## BEGIN Record extracts

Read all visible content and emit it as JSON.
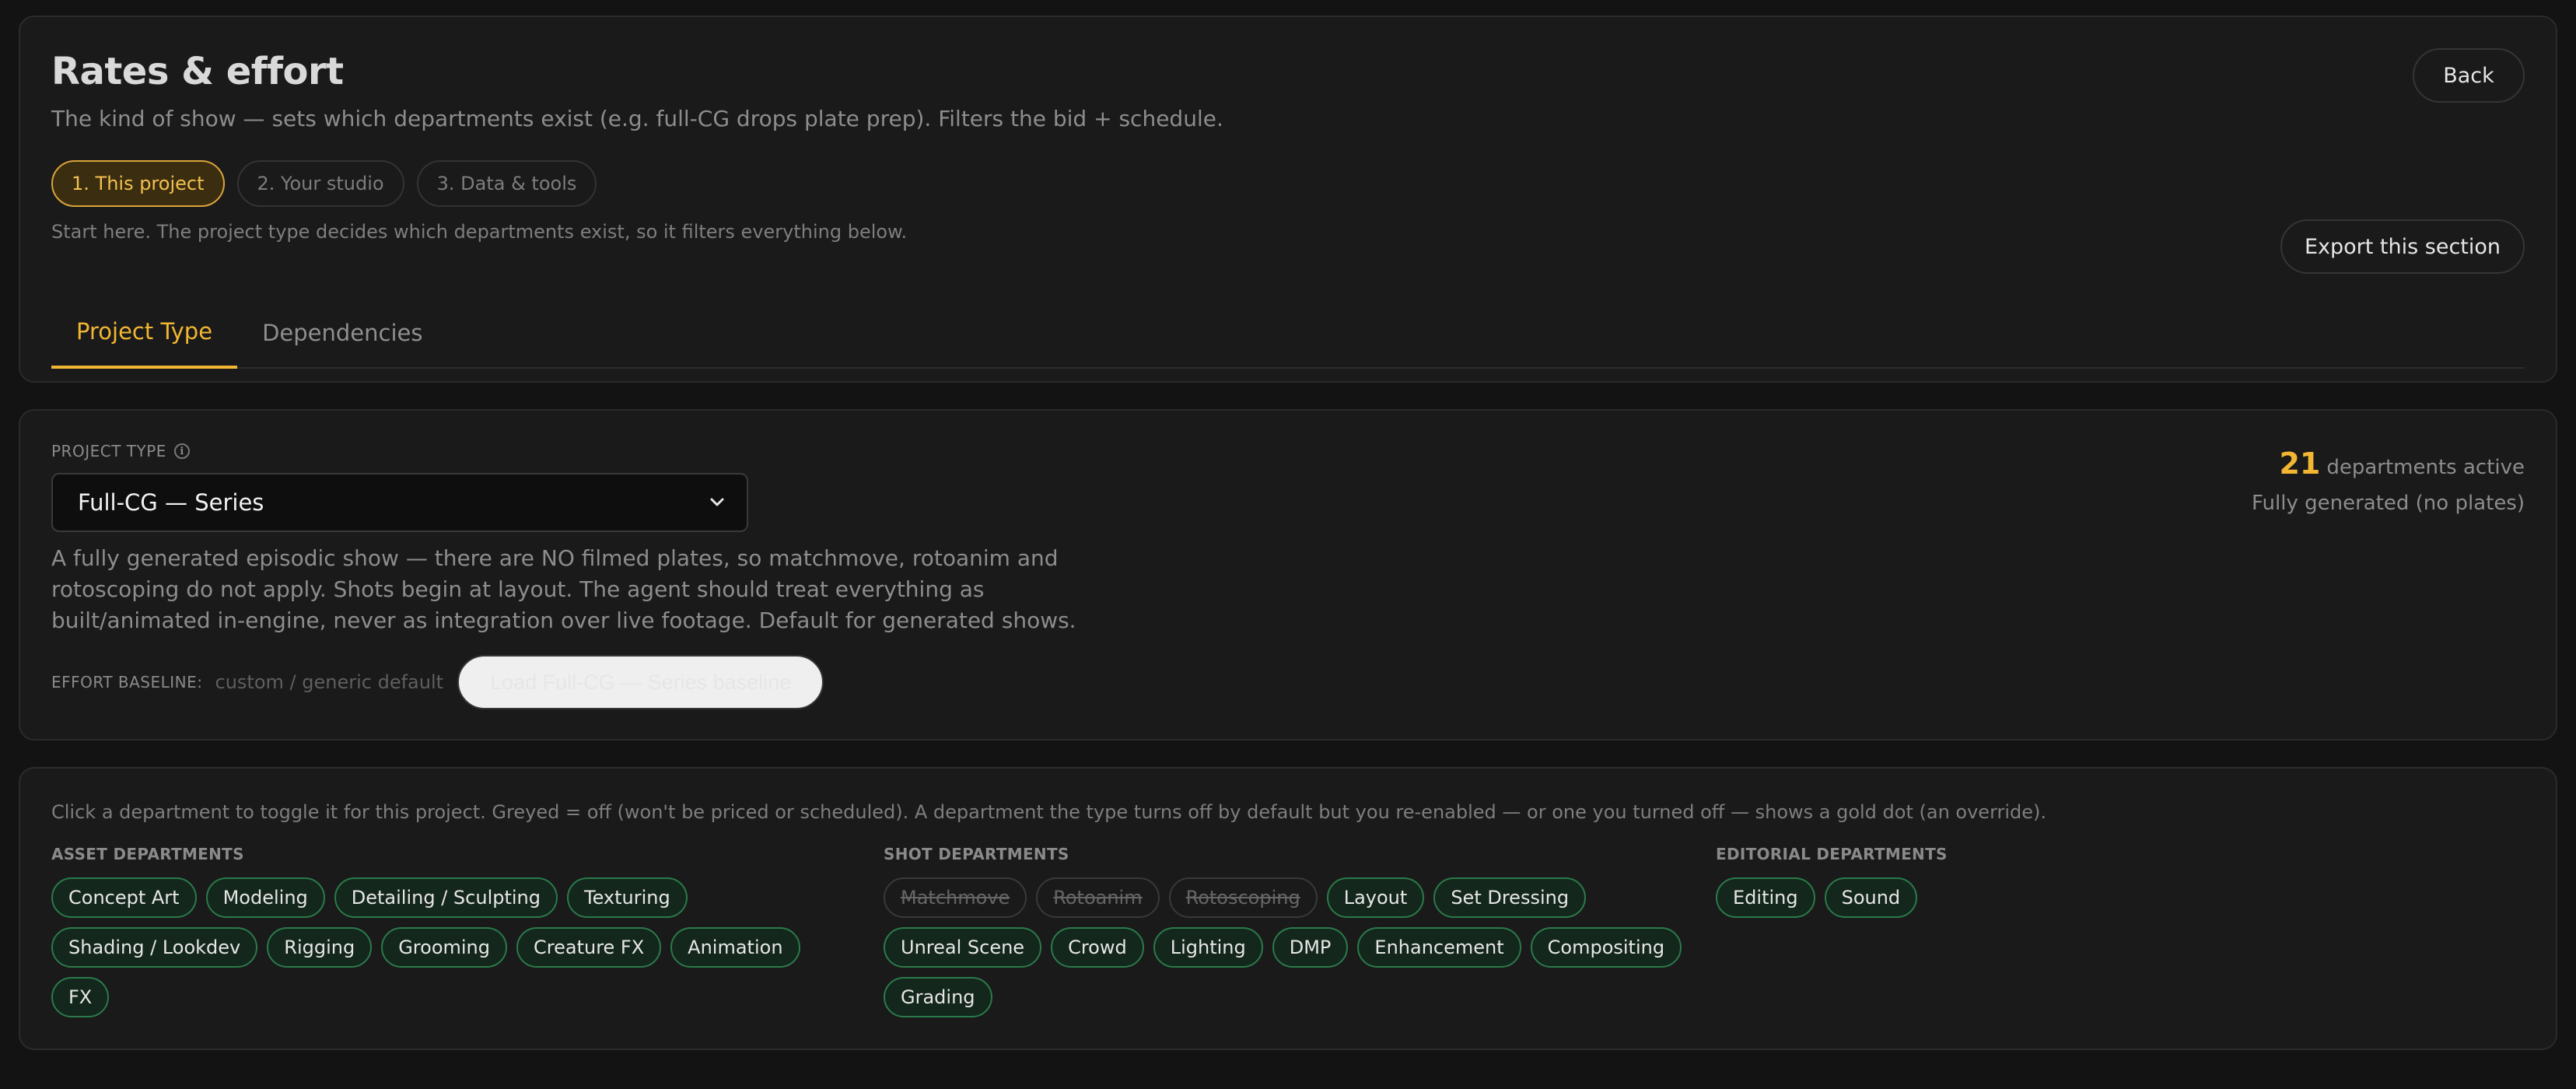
{
  "header": {
    "title": "Rates & effort",
    "subtitle": "The kind of show — sets which departments exist (e.g. full-CG drops plate prep). Filters the bid + schedule.",
    "back_label": "Back",
    "export_label": "Export this section",
    "steps": [
      {
        "label": "1. This project",
        "active": true
      },
      {
        "label": "2. Your studio",
        "active": false
      },
      {
        "label": "3. Data & tools",
        "active": false
      }
    ],
    "steps_hint": "Start here. The project type decides which departments exist, so it filters everything below.",
    "tabs": [
      {
        "label": "Project Type",
        "active": true
      },
      {
        "label": "Dependencies",
        "active": false
      }
    ]
  },
  "project_type": {
    "label": "PROJECT TYPE",
    "selected": "Full-CG — Series",
    "description": "A fully generated episodic show — there are NO filmed plates, so matchmove, rotoanim and rotoscoping do not apply. Shots begin at layout. The agent should treat everything as built/animated in-engine, never as integration over live footage. Default for generated shows.",
    "baseline_label": "EFFORT BASELINE:",
    "baseline_value": "custom / generic default",
    "load_baseline_label": "Load Full-CG — Series baseline",
    "active_count": "21",
    "active_count_suffix": "departments active",
    "summary": "Fully generated (no plates)"
  },
  "departments": {
    "hint": "Click a department to toggle it for this project. Greyed = off (won't be priced or scheduled). A department the type turns off by default but you re-enabled — or one you turned off — shows a gold dot (an override).",
    "asset": {
      "title": "ASSET DEPARTMENTS",
      "items": [
        {
          "label": "Concept Art",
          "on": true
        },
        {
          "label": "Modeling",
          "on": true
        },
        {
          "label": "Detailing / Sculpting",
          "on": true
        },
        {
          "label": "Texturing",
          "on": true
        },
        {
          "label": "Shading / Lookdev",
          "on": true
        },
        {
          "label": "Rigging",
          "on": true
        },
        {
          "label": "Grooming",
          "on": true
        },
        {
          "label": "Creature FX",
          "on": true
        },
        {
          "label": "Animation",
          "on": true
        },
        {
          "label": "FX",
          "on": true
        }
      ]
    },
    "shot": {
      "title": "SHOT DEPARTMENTS",
      "items": [
        {
          "label": "Matchmove",
          "on": false
        },
        {
          "label": "Rotoanim",
          "on": false
        },
        {
          "label": "Rotoscoping",
          "on": false
        },
        {
          "label": "Layout",
          "on": true
        },
        {
          "label": "Set Dressing",
          "on": true
        },
        {
          "label": "Unreal Scene",
          "on": true
        },
        {
          "label": "Crowd",
          "on": true
        },
        {
          "label": "Lighting",
          "on": true
        },
        {
          "label": "DMP",
          "on": true
        },
        {
          "label": "Enhancement",
          "on": true
        },
        {
          "label": "Compositing",
          "on": true
        },
        {
          "label": "Grading",
          "on": true
        }
      ]
    },
    "editorial": {
      "title": "EDITORIAL DEPARTMENTS",
      "items": [
        {
          "label": "Editing",
          "on": true
        },
        {
          "label": "Sound",
          "on": true
        }
      ]
    }
  }
}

## END Record extracts

Repeat the material above word for word and skip every image in it.

Read all visible content and emit it as JSON.
{
  "header": {
    "title": "Rates & effort",
    "subtitle": "The kind of show — sets which departments exist (e.g. full-CG drops plate prep). Filters the bid + schedule.",
    "back_label": "Back",
    "export_label": "Export this section",
    "steps": [
      {
        "label": "1. This project",
        "active": true
      },
      {
        "label": "2. Your studio",
        "active": false
      },
      {
        "label": "3. Data & tools",
        "active": false
      }
    ],
    "steps_hint": "Start here. The project type decides which departments exist, so it filters everything below.",
    "tabs": [
      {
        "label": "Project Type",
        "active": true
      },
      {
        "label": "Dependencies",
        "active": false
      }
    ]
  },
  "project_type": {
    "label": "PROJECT TYPE",
    "selected": "Full-CG — Series",
    "description": "A fully generated episodic show — there are NO filmed plates, so matchmove, rotoanim and rotoscoping do not apply. Shots begin at layout. The agent should treat everything as built/animated in-engine, never as integration over live footage. Default for generated shows.",
    "baseline_label": "EFFORT BASELINE:",
    "baseline_value": "custom / generic default",
    "load_baseline_label": "Load Full-CG — Series baseline",
    "active_count": "21",
    "active_count_suffix": "departments active",
    "summary": "Fully generated (no plates)"
  },
  "departments": {
    "hint": "Click a department to toggle it for this project. Greyed = off (won't be priced or scheduled). A department the type turns off by default but you re-enabled — or one you turned off — shows a gold dot (an override).",
    "asset": {
      "title": "ASSET DEPARTMENTS",
      "items": [
        {
          "label": "Concept Art",
          "on": true
        },
        {
          "label": "Modeling",
          "on": true
        },
        {
          "label": "Detailing / Sculpting",
          "on": true
        },
        {
          "label": "Texturing",
          "on": true
        },
        {
          "label": "Shading / Lookdev",
          "on": true
        },
        {
          "label": "Rigging",
          "on": true
        },
        {
          "label": "Grooming",
          "on": true
        },
        {
          "label": "Creature FX",
          "on": true
        },
        {
          "label": "Animation",
          "on": true
        },
        {
          "label": "FX",
          "on": true
        }
      ]
    },
    "shot": {
      "title": "SHOT DEPARTMENTS",
      "items": [
        {
          "label": "Matchmove",
          "on": false
        },
        {
          "label": "Rotoanim",
          "on": false
        },
        {
          "label": "Rotoscoping",
          "on": false
        },
        {
          "label": "Layout",
          "on": true
        },
        {
          "label": "Set Dressing",
          "on": true
        },
        {
          "label": "Unreal Scene",
          "on": true
        },
        {
          "label": "Crowd",
          "on": true
        },
        {
          "label": "Lighting",
          "on": true
        },
        {
          "label": "DMP",
          "on": true
        },
        {
          "label": "Enhancement",
          "on": true
        },
        {
          "label": "Compositing",
          "on": true
        },
        {
          "label": "Grading",
          "on": true
        }
      ]
    },
    "editorial": {
      "title": "EDITORIAL DEPARTMENTS",
      "items": [
        {
          "label": "Editing",
          "on": true
        },
        {
          "label": "Sound",
          "on": true
        }
      ]
    }
  }
}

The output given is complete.